>> START Record extracts
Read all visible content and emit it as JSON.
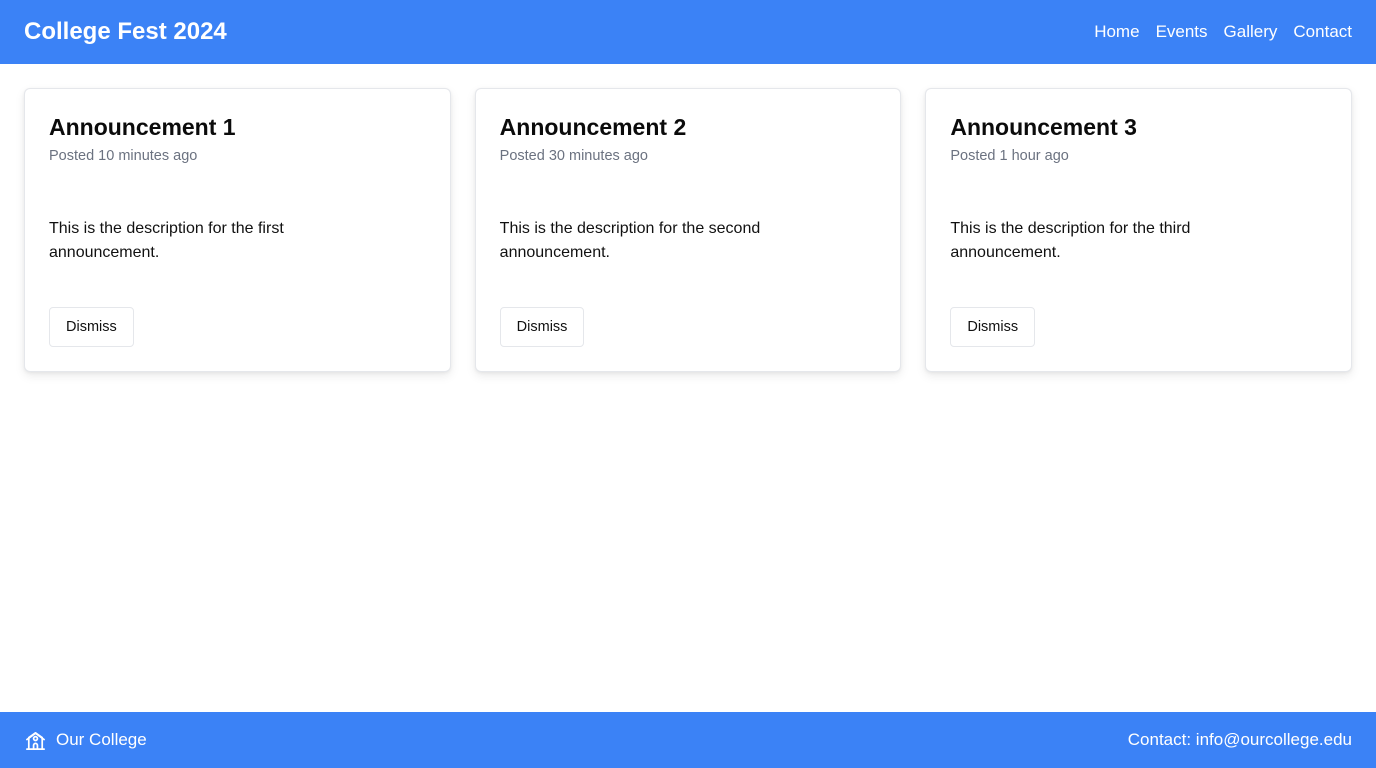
{
  "header": {
    "title": "College Fest 2024",
    "nav": [
      "Home",
      "Events",
      "Gallery",
      "Contact"
    ]
  },
  "cards": [
    {
      "title": "Announcement 1",
      "meta": "Posted 10 minutes ago",
      "description": "This is the description for the first announcement.",
      "button": "Dismiss"
    },
    {
      "title": "Announcement 2",
      "meta": "Posted 30 minutes ago",
      "description": "This is the description for the second announcement.",
      "button": "Dismiss"
    },
    {
      "title": "Announcement 3",
      "meta": "Posted 1 hour ago",
      "description": "This is the description for the third announcement.",
      "button": "Dismiss"
    }
  ],
  "footer": {
    "icon": "school-building-icon",
    "college": "Our College",
    "contact": "Contact: info@ourcollege.edu"
  },
  "colors": {
    "brand": "#3b82f6",
    "muted_text": "#6b7280",
    "card_border": "#e5e7eb"
  }
}
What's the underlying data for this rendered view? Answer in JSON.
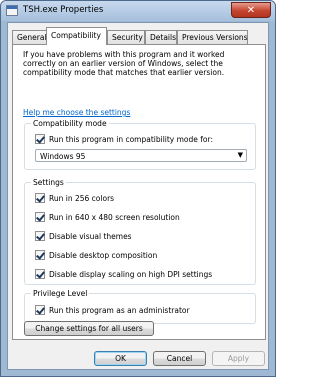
{
  "window": {
    "title": "TSH.exe Properties",
    "close_label": "✕"
  },
  "tabs": [
    {
      "label": "General",
      "active": false
    },
    {
      "label": "Compatibility",
      "active": true
    },
    {
      "label": "Security",
      "active": false
    },
    {
      "label": "Details",
      "active": false
    },
    {
      "label": "Previous Versions",
      "active": false
    }
  ],
  "panel": {
    "intro_text": "If you have problems with this program and it worked correctly on an earlier version of Windows, select the compatibility mode that matches that earlier version.",
    "help_link": "Help me choose the settings",
    "compat_group": {
      "legend": "Compatibility mode",
      "checkbox_label": "Run this program in compatibility mode for:",
      "checked": true,
      "select_value": "Windows 95"
    },
    "settings_group": {
      "legend": "Settings",
      "items": [
        {
          "label": "Run in 256 colors",
          "checked": true
        },
        {
          "label": "Run in 640 x 480 screen resolution",
          "checked": true
        },
        {
          "label": "Disable visual themes",
          "checked": true
        },
        {
          "label": "Disable desktop composition",
          "checked": true
        },
        {
          "label": "Disable display scaling on high DPI settings",
          "checked": true
        }
      ]
    },
    "privilege_group": {
      "legend": "Privilege Level",
      "checkbox_label": "Run this program as an administrator",
      "checked": true
    },
    "change_all_button": "Change settings for all users"
  },
  "footer": {
    "ok": "OK",
    "cancel": "Cancel",
    "apply": "Apply"
  }
}
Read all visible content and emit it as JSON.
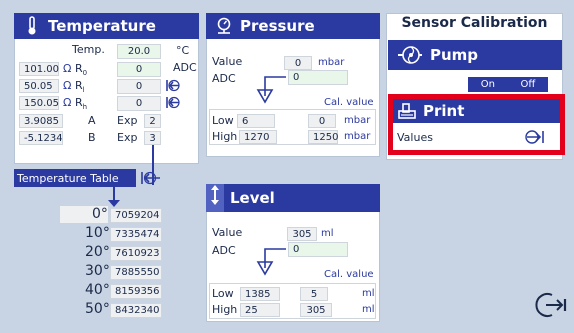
{
  "temperature": {
    "title": "Temperature",
    "temp_label": "Temp.",
    "temp_value": "20.0",
    "temp_unit": "°C",
    "rows": [
      {
        "value": "101.00",
        "ohm": "Ω",
        "sym": "R",
        "sub": "0",
        "adc": "0"
      },
      {
        "value": "50.05",
        "ohm": "Ω",
        "sym": "R",
        "sub": "l",
        "adc": "0"
      },
      {
        "value": "150.05",
        "ohm": "Ω",
        "sym": "R",
        "sub": "h",
        "adc": "0"
      }
    ],
    "adc_label": "ADC",
    "coef": [
      {
        "value": "3.9085",
        "name": "A",
        "exp_label": "Exp",
        "exp": "2"
      },
      {
        "value": "-5.1234",
        "name": "B",
        "exp_label": "Exp",
        "exp": "3"
      }
    ],
    "table_label": "Temperature Table",
    "table": [
      {
        "deg": "0°",
        "val": "7059204"
      },
      {
        "deg": "10°",
        "val": "7335474"
      },
      {
        "deg": "20°",
        "val": "7610923"
      },
      {
        "deg": "30°",
        "val": "7885550"
      },
      {
        "deg": "40°",
        "val": "8159356"
      },
      {
        "deg": "50°",
        "val": "8432340"
      }
    ]
  },
  "pressure": {
    "title": "Pressure",
    "value_label": "Value",
    "value": "0",
    "unit": "mbar",
    "adc_label": "ADC",
    "adc": "0",
    "cal_label": "Cal. value",
    "low_label": "Low",
    "low": "6",
    "low_cal": "0",
    "high_label": "High",
    "high": "1270",
    "high_cal": "1250"
  },
  "level": {
    "title": "Level",
    "value_label": "Value",
    "value": "305",
    "unit": "ml",
    "adc_label": "ADC",
    "adc": "0",
    "cal_label": "Cal. value",
    "low_label": "Low",
    "low": "1385",
    "low_cal": "5",
    "high_label": "High",
    "high": "25",
    "high_cal": "305"
  },
  "calibration": {
    "title": "Sensor Calibration",
    "pump_title": "Pump",
    "on_label": "On",
    "off_label": "Off",
    "print_title": "Print",
    "values_label": "Values"
  },
  "colors": {
    "header": "#2b3aa0",
    "highlight": "#e3001b",
    "background": "#c8d4e3"
  }
}
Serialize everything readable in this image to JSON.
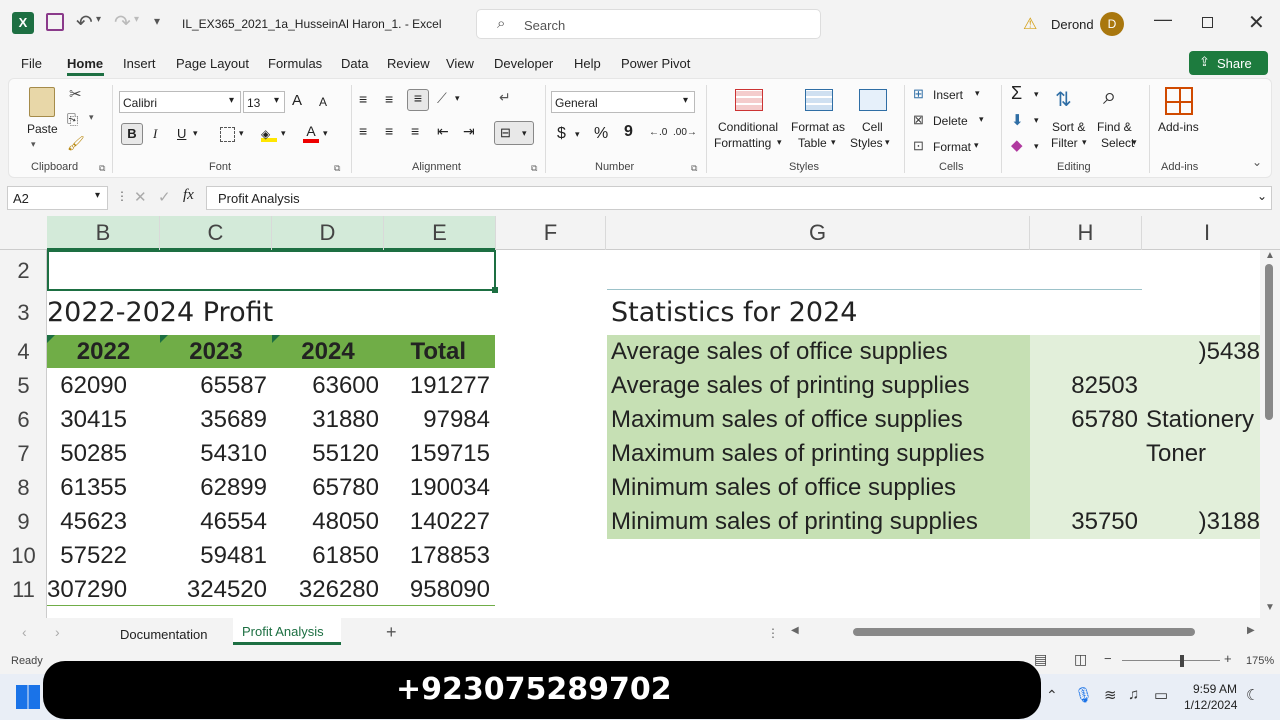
{
  "title_bar": {
    "filename": "IL_EX365_2021_1a_HusseinAl Haron_1.  -  Excel",
    "search_placeholder": "Search",
    "user_name": "Derond",
    "user_initial": "D"
  },
  "menu": {
    "items": [
      "File",
      "Home",
      "Insert",
      "Page Layout",
      "Formulas",
      "Data",
      "Review",
      "View",
      "Developer",
      "Help",
      "Power Pivot"
    ],
    "share_label": "Share"
  },
  "ribbon": {
    "clipboard": {
      "paste": "Paste",
      "group": "Clipboard"
    },
    "font": {
      "name": "Calibri",
      "size": "13",
      "group": "Font",
      "bold": "B",
      "italic": "I",
      "underline": "U",
      "grow": "A",
      "shrink": "A"
    },
    "alignment": {
      "group": "Alignment"
    },
    "number": {
      "format": "General",
      "group": "Number",
      "currency": "$",
      "percent": "%",
      "comma": "9"
    },
    "styles": {
      "conditional": "Conditional",
      "conditional2": "Formatting",
      "format_table": "Format as",
      "format_table2": "Table",
      "cell_styles": "Cell",
      "cell_styles2": "Styles",
      "group": "Styles"
    },
    "cells": {
      "insert": "Insert",
      "delete": "Delete",
      "format": "Format",
      "group": "Cells"
    },
    "editing": {
      "sort": "Sort &",
      "sort2": "Filter",
      "find": "Find &",
      "find2": "Select",
      "group": "Editing"
    },
    "addins": {
      "label": "Add-ins",
      "group": "Add-ins"
    }
  },
  "formula_bar": {
    "name_box": "A2",
    "fx": "fx",
    "content": "Profit Analysis"
  },
  "sheet": {
    "columns": [
      "B",
      "C",
      "D",
      "E",
      "F",
      "G",
      "H",
      "I"
    ],
    "rows": [
      "2",
      "3",
      "4",
      "5",
      "6",
      "7",
      "8",
      "9",
      "10",
      "11"
    ],
    "title_left": "2022-2024 Profit",
    "header": [
      "2022",
      "2023",
      "2024",
      "Total"
    ],
    "data": [
      [
        "62090",
        "65587",
        "63600",
        "191277"
      ],
      [
        "30415",
        "35689",
        "31880",
        "97984"
      ],
      [
        "50285",
        "54310",
        "55120",
        "159715"
      ],
      [
        "61355",
        "62899",
        "65780",
        "190034"
      ],
      [
        "45623",
        "46554",
        "48050",
        "140227"
      ],
      [
        "57522",
        "59481",
        "61850",
        "178853"
      ],
      [
        "307290",
        "324520",
        "326280",
        "958090"
      ]
    ],
    "stats_title": "Statistics for 2024",
    "stats": [
      {
        "label": "Average sales of office supplies",
        "h": "",
        "i": "5438("
      },
      {
        "label": "Average sales of printing supplies",
        "h": "82503",
        "i": ""
      },
      {
        "label": "Maximum sales of office supplies",
        "h": "65780",
        "i": "Stationery"
      },
      {
        "label": "Maximum sales of printing supplies",
        "h": "",
        "i": "Toner"
      },
      {
        "label": "Minimum sales of office supplies",
        "h": "",
        "i": ""
      },
      {
        "label": "Minimum sales of printing supplies",
        "h": "35750",
        "i": "3188("
      }
    ],
    "accent_green": "#70ad47",
    "light_green": "#c6e0b4"
  },
  "sheet_tabs": {
    "tabs": [
      "Documentation",
      "Profit Analysis"
    ],
    "active": "Profit Analysis"
  },
  "status": {
    "ready": "Ready",
    "zoom": "175%"
  },
  "taskbar": {
    "phone": "+923075289702",
    "time": "9:59 AM",
    "date": "1/12/2024"
  }
}
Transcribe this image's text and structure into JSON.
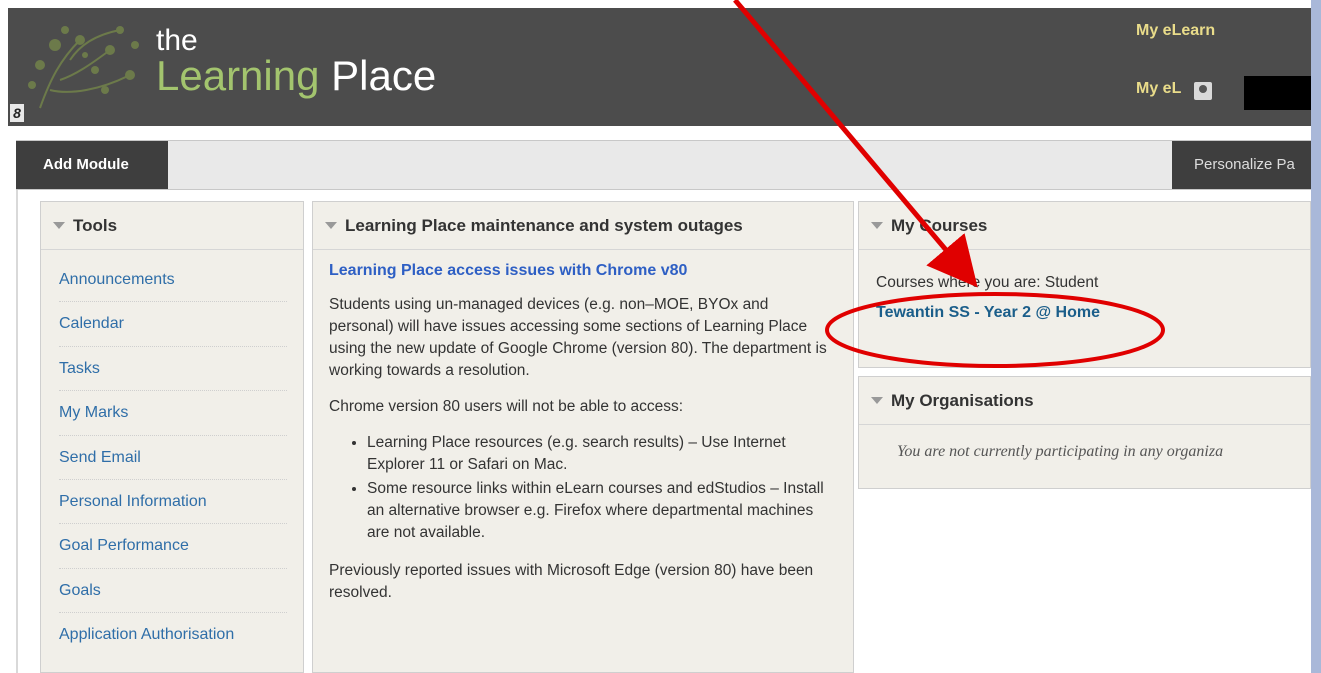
>> END Record extracts
# Work instructions
Which lines of the data above contain "image"? Copy each one.

# Exercise answer
Serialize everything readable in this image to JSON.
Transcribe this image's text and structure into JSON.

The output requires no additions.